== DATA SHOWN ==

════════

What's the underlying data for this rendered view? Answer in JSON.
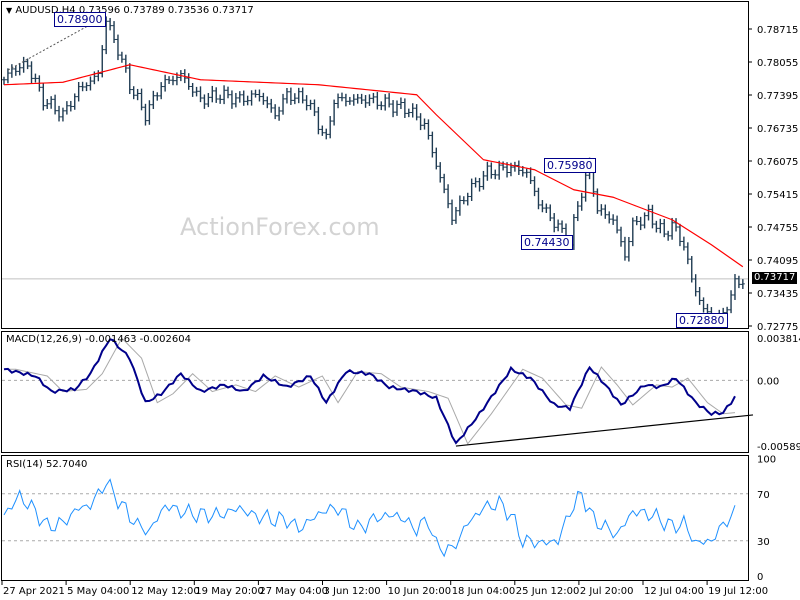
{
  "header": {
    "symbol": "AUDUSD,H4",
    "ohlc": "0.73596 0.73789 0.73536 0.73717",
    "menu_icon": "triangle-down-icon"
  },
  "watermark": "ActionForex.com",
  "colors": {
    "bars": "#1f3b52",
    "ma": "#ff0000",
    "macd": "#00008b",
    "signal": "#a9a9a9",
    "rsi": "#1e90ff",
    "annotation": "#00008b"
  },
  "chart_data": {
    "type": "ohlc",
    "bar_spacing_note_free": true,
    "price_axis": {
      "ticks": [
        "0.78715",
        "0.78055",
        "0.77395",
        "0.76735",
        "0.76075",
        "0.75415",
        "0.74755",
        "0.74095",
        "0.73435",
        "0.72775"
      ],
      "ylim": [
        0.7271,
        0.792
      ]
    },
    "current_price": "0.73717",
    "x_ticks": [
      "27 Apr 2021",
      "5 May 04:00",
      "12 May 12:00",
      "19 May 20:00",
      "27 May 04:00",
      "3 Jun 12:00",
      "10 Jun 20:00",
      "18 Jun 04:00",
      "25 Jun 12:00",
      "2 Jul 20:00",
      "12 Jul 04:00",
      "19 Jul 12:00"
    ],
    "price_path": [
      [
        0,
        0.777
      ],
      [
        2,
        0.779
      ],
      [
        6,
        0.78
      ],
      [
        10,
        0.773
      ],
      [
        15,
        0.77
      ],
      [
        19,
        0.775
      ],
      [
        24,
        0.778
      ],
      [
        26,
        0.789
      ],
      [
        29,
        0.783
      ],
      [
        32,
        0.776
      ],
      [
        36,
        0.77
      ],
      [
        40,
        0.776
      ],
      [
        45,
        0.778
      ],
      [
        50,
        0.773
      ],
      [
        55,
        0.774
      ],
      [
        60,
        0.773
      ],
      [
        65,
        0.774
      ],
      [
        69,
        0.77
      ],
      [
        72,
        0.774
      ],
      [
        77,
        0.773
      ],
      [
        82,
        0.765
      ],
      [
        84,
        0.773
      ],
      [
        88,
        0.773
      ],
      [
        93,
        0.773
      ],
      [
        98,
        0.772
      ],
      [
        103,
        0.771
      ],
      [
        107,
        0.768
      ],
      [
        110,
        0.76
      ],
      [
        114,
        0.7495
      ],
      [
        118,
        0.7545
      ],
      [
        123,
        0.7585
      ],
      [
        129,
        0.7595
      ],
      [
        133,
        0.7585
      ],
      [
        136,
        0.7525
      ],
      [
        141,
        0.7475
      ],
      [
        144,
        0.7443
      ],
      [
        146,
        0.752
      ],
      [
        149,
        0.7598
      ],
      [
        151,
        0.751
      ],
      [
        155,
        0.749
      ],
      [
        158,
        0.742
      ],
      [
        160,
        0.748
      ],
      [
        164,
        0.75
      ],
      [
        168,
        0.746
      ],
      [
        170,
        0.748
      ],
      [
        173,
        0.744
      ],
      [
        175,
        0.737
      ],
      [
        178,
        0.731
      ],
      [
        181,
        0.7288
      ],
      [
        183,
        0.73
      ],
      [
        186,
        0.736
      ],
      [
        188,
        0.7372
      ]
    ],
    "moving_average": {
      "path": [
        [
          0,
          0.776
        ],
        [
          15,
          0.7765
        ],
        [
          32,
          0.78
        ],
        [
          50,
          0.777
        ],
        [
          80,
          0.776
        ],
        [
          105,
          0.774
        ],
        [
          110,
          0.77
        ],
        [
          122,
          0.761
        ],
        [
          135,
          0.759
        ],
        [
          145,
          0.755
        ],
        [
          155,
          0.7535
        ],
        [
          170,
          0.749
        ],
        [
          180,
          0.744
        ],
        [
          188,
          0.7396
        ]
      ]
    },
    "macd": {
      "label": "MACD(12,26,9) -0.001463 -0.002604",
      "axis": [
        "0.003814",
        "0.00",
        "-0.005895"
      ],
      "ylim": [
        -0.005895,
        0.003814
      ],
      "path": [
        [
          0,
          0.001
        ],
        [
          8,
          0.0004
        ],
        [
          12,
          -0.001
        ],
        [
          18,
          -0.0008
        ],
        [
          22,
          0.0006
        ],
        [
          27,
          0.0038
        ],
        [
          32,
          0.002
        ],
        [
          36,
          -0.002
        ],
        [
          40,
          -0.0012
        ],
        [
          45,
          0.0006
        ],
        [
          50,
          -0.001
        ],
        [
          56,
          -0.0004
        ],
        [
          61,
          -0.001
        ],
        [
          66,
          0.0004
        ],
        [
          72,
          -0.0006
        ],
        [
          78,
          0.0004
        ],
        [
          82,
          -0.002
        ],
        [
          87,
          0.0008
        ],
        [
          93,
          0.0006
        ],
        [
          98,
          -0.0006
        ],
        [
          105,
          -0.001
        ],
        [
          110,
          -0.0016
        ],
        [
          115,
          -0.0057
        ],
        [
          121,
          -0.003
        ],
        [
          129,
          0.001
        ],
        [
          134,
          0.0002
        ],
        [
          140,
          -0.0022
        ],
        [
          144,
          -0.0025
        ],
        [
          149,
          0.0012
        ],
        [
          153,
          -0.0004
        ],
        [
          157,
          -0.0022
        ],
        [
          163,
          -0.0004
        ],
        [
          167,
          -0.0006
        ],
        [
          171,
          0.0002
        ],
        [
          176,
          -0.002
        ],
        [
          180,
          -0.003
        ],
        [
          183,
          -0.0029
        ],
        [
          186,
          -0.0015
        ]
      ],
      "signal_lag_bars": 3,
      "trendline": [
        [
          115,
          -0.0059
        ],
        [
          188,
          -0.0031
        ]
      ]
    },
    "rsi": {
      "label": "RSI(14) 52.7040",
      "axis": [
        "100",
        "70",
        "30",
        "0"
      ],
      "levels": [
        70,
        30
      ],
      "ylim": [
        0,
        100
      ],
      "path": [
        [
          0,
          52
        ],
        [
          4,
          68
        ],
        [
          8,
          55
        ],
        [
          11,
          42
        ],
        [
          15,
          45
        ],
        [
          19,
          58
        ],
        [
          22,
          60
        ],
        [
          26,
          80
        ],
        [
          30,
          60
        ],
        [
          34,
          43
        ],
        [
          37,
          38
        ],
        [
          41,
          60
        ],
        [
          45,
          55
        ],
        [
          50,
          52
        ],
        [
          55,
          52
        ],
        [
          60,
          58
        ],
        [
          63,
          52
        ],
        [
          69,
          48
        ],
        [
          72,
          48
        ],
        [
          75,
          40
        ],
        [
          81,
          55
        ],
        [
          85,
          58
        ],
        [
          90,
          40
        ],
        [
          95,
          50
        ],
        [
          100,
          52
        ],
        [
          105,
          40
        ],
        [
          108,
          48
        ],
        [
          110,
          25
        ],
        [
          114,
          22
        ],
        [
          118,
          45
        ],
        [
          122,
          58
        ],
        [
          126,
          62
        ],
        [
          129,
          52
        ],
        [
          132,
          30
        ],
        [
          137,
          28
        ],
        [
          141,
          30
        ],
        [
          144,
          55
        ],
        [
          147,
          70
        ],
        [
          150,
          48
        ],
        [
          156,
          35
        ],
        [
          160,
          55
        ],
        [
          165,
          52
        ],
        [
          170,
          42
        ],
        [
          173,
          45
        ],
        [
          176,
          28
        ],
        [
          180,
          30
        ],
        [
          184,
          48
        ],
        [
          186,
          53
        ]
      ]
    },
    "annotations": [
      {
        "label": "0.78900",
        "bar": 26,
        "price": 0.789
      },
      {
        "label": "0.75980",
        "bar": 149,
        "price": 0.7598
      },
      {
        "label": "0.74430",
        "bar": 144,
        "price": 0.7443
      },
      {
        "label": "0.72880",
        "bar": 181,
        "price": 0.7288
      }
    ]
  }
}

════════

== PROBLEM STATEMENT ==
Restate the data above exactly, stripping out each image.

== ANSWER FOR THE TASK ==
What's the underlying data for this rendered view? Answer in JSON.
{
  "header": {
    "symbol": "AUDUSD,H4",
    "ohlc": "0.73596 0.73789 0.73536 0.73717",
    "menu_icon": "triangle-down-icon"
  },
  "watermark": "ActionForex.com",
  "colors": {
    "bars": "#1f3b52",
    "ma": "#ff0000",
    "macd": "#00008b",
    "signal": "#a9a9a9",
    "rsi": "#1e90ff",
    "annotation": "#00008b"
  },
  "chart_data": {
    "type": "ohlc",
    "bar_spacing_note_free": true,
    "price_axis": {
      "ticks": [
        "0.78715",
        "0.78055",
        "0.77395",
        "0.76735",
        "0.76075",
        "0.75415",
        "0.74755",
        "0.74095",
        "0.73435",
        "0.72775"
      ],
      "ylim": [
        0.7271,
        0.792
      ]
    },
    "current_price": "0.73717",
    "x_ticks": [
      "27 Apr 2021",
      "5 May 04:00",
      "12 May 12:00",
      "19 May 20:00",
      "27 May 04:00",
      "3 Jun 12:00",
      "10 Jun 20:00",
      "18 Jun 04:00",
      "25 Jun 12:00",
      "2 Jul 20:00",
      "12 Jul 04:00",
      "19 Jul 12:00"
    ],
    "price_path": [
      [
        0,
        0.777
      ],
      [
        2,
        0.779
      ],
      [
        6,
        0.78
      ],
      [
        10,
        0.773
      ],
      [
        15,
        0.77
      ],
      [
        19,
        0.775
      ],
      [
        24,
        0.778
      ],
      [
        26,
        0.789
      ],
      [
        29,
        0.783
      ],
      [
        32,
        0.776
      ],
      [
        36,
        0.77
      ],
      [
        40,
        0.776
      ],
      [
        45,
        0.778
      ],
      [
        50,
        0.773
      ],
      [
        55,
        0.774
      ],
      [
        60,
        0.773
      ],
      [
        65,
        0.774
      ],
      [
        69,
        0.77
      ],
      [
        72,
        0.774
      ],
      [
        77,
        0.773
      ],
      [
        82,
        0.765
      ],
      [
        84,
        0.773
      ],
      [
        88,
        0.773
      ],
      [
        93,
        0.773
      ],
      [
        98,
        0.772
      ],
      [
        103,
        0.771
      ],
      [
        107,
        0.768
      ],
      [
        110,
        0.76
      ],
      [
        114,
        0.7495
      ],
      [
        118,
        0.7545
      ],
      [
        123,
        0.7585
      ],
      [
        129,
        0.7595
      ],
      [
        133,
        0.7585
      ],
      [
        136,
        0.7525
      ],
      [
        141,
        0.7475
      ],
      [
        144,
        0.7443
      ],
      [
        146,
        0.752
      ],
      [
        149,
        0.7598
      ],
      [
        151,
        0.751
      ],
      [
        155,
        0.749
      ],
      [
        158,
        0.742
      ],
      [
        160,
        0.748
      ],
      [
        164,
        0.75
      ],
      [
        168,
        0.746
      ],
      [
        170,
        0.748
      ],
      [
        173,
        0.744
      ],
      [
        175,
        0.737
      ],
      [
        178,
        0.731
      ],
      [
        181,
        0.7288
      ],
      [
        183,
        0.73
      ],
      [
        186,
        0.736
      ],
      [
        188,
        0.7372
      ]
    ],
    "moving_average": {
      "path": [
        [
          0,
          0.776
        ],
        [
          15,
          0.7765
        ],
        [
          32,
          0.78
        ],
        [
          50,
          0.777
        ],
        [
          80,
          0.776
        ],
        [
          105,
          0.774
        ],
        [
          110,
          0.77
        ],
        [
          122,
          0.761
        ],
        [
          135,
          0.759
        ],
        [
          145,
          0.755
        ],
        [
          155,
          0.7535
        ],
        [
          170,
          0.749
        ],
        [
          180,
          0.744
        ],
        [
          188,
          0.7396
        ]
      ]
    },
    "macd": {
      "label": "MACD(12,26,9) -0.001463 -0.002604",
      "axis": [
        "0.003814",
        "0.00",
        "-0.005895"
      ],
      "ylim": [
        -0.005895,
        0.003814
      ],
      "path": [
        [
          0,
          0.001
        ],
        [
          8,
          0.0004
        ],
        [
          12,
          -0.001
        ],
        [
          18,
          -0.0008
        ],
        [
          22,
          0.0006
        ],
        [
          27,
          0.0038
        ],
        [
          32,
          0.002
        ],
        [
          36,
          -0.002
        ],
        [
          40,
          -0.0012
        ],
        [
          45,
          0.0006
        ],
        [
          50,
          -0.001
        ],
        [
          56,
          -0.0004
        ],
        [
          61,
          -0.001
        ],
        [
          66,
          0.0004
        ],
        [
          72,
          -0.0006
        ],
        [
          78,
          0.0004
        ],
        [
          82,
          -0.002
        ],
        [
          87,
          0.0008
        ],
        [
          93,
          0.0006
        ],
        [
          98,
          -0.0006
        ],
        [
          105,
          -0.001
        ],
        [
          110,
          -0.0016
        ],
        [
          115,
          -0.0057
        ],
        [
          121,
          -0.003
        ],
        [
          129,
          0.001
        ],
        [
          134,
          0.0002
        ],
        [
          140,
          -0.0022
        ],
        [
          144,
          -0.0025
        ],
        [
          149,
          0.0012
        ],
        [
          153,
          -0.0004
        ],
        [
          157,
          -0.0022
        ],
        [
          163,
          -0.0004
        ],
        [
          167,
          -0.0006
        ],
        [
          171,
          0.0002
        ],
        [
          176,
          -0.002
        ],
        [
          180,
          -0.003
        ],
        [
          183,
          -0.0029
        ],
        [
          186,
          -0.0015
        ]
      ],
      "signal_lag_bars": 3,
      "trendline": [
        [
          115,
          -0.0059
        ],
        [
          188,
          -0.0031
        ]
      ]
    },
    "rsi": {
      "label": "RSI(14) 52.7040",
      "axis": [
        "100",
        "70",
        "30",
        "0"
      ],
      "levels": [
        70,
        30
      ],
      "ylim": [
        0,
        100
      ],
      "path": [
        [
          0,
          52
        ],
        [
          4,
          68
        ],
        [
          8,
          55
        ],
        [
          11,
          42
        ],
        [
          15,
          45
        ],
        [
          19,
          58
        ],
        [
          22,
          60
        ],
        [
          26,
          80
        ],
        [
          30,
          60
        ],
        [
          34,
          43
        ],
        [
          37,
          38
        ],
        [
          41,
          60
        ],
        [
          45,
          55
        ],
        [
          50,
          52
        ],
        [
          55,
          52
        ],
        [
          60,
          58
        ],
        [
          63,
          52
        ],
        [
          69,
          48
        ],
        [
          72,
          48
        ],
        [
          75,
          40
        ],
        [
          81,
          55
        ],
        [
          85,
          58
        ],
        [
          90,
          40
        ],
        [
          95,
          50
        ],
        [
          100,
          52
        ],
        [
          105,
          40
        ],
        [
          108,
          48
        ],
        [
          110,
          25
        ],
        [
          114,
          22
        ],
        [
          118,
          45
        ],
        [
          122,
          58
        ],
        [
          126,
          62
        ],
        [
          129,
          52
        ],
        [
          132,
          30
        ],
        [
          137,
          28
        ],
        [
          141,
          30
        ],
        [
          144,
          55
        ],
        [
          147,
          70
        ],
        [
          150,
          48
        ],
        [
          156,
          35
        ],
        [
          160,
          55
        ],
        [
          165,
          52
        ],
        [
          170,
          42
        ],
        [
          173,
          45
        ],
        [
          176,
          28
        ],
        [
          180,
          30
        ],
        [
          184,
          48
        ],
        [
          186,
          53
        ]
      ]
    },
    "annotations": [
      {
        "label": "0.78900",
        "bar": 26,
        "price": 0.789
      },
      {
        "label": "0.75980",
        "bar": 149,
        "price": 0.7598
      },
      {
        "label": "0.74430",
        "bar": 144,
        "price": 0.7443
      },
      {
        "label": "0.72880",
        "bar": 181,
        "price": 0.7288
      }
    ]
  }
}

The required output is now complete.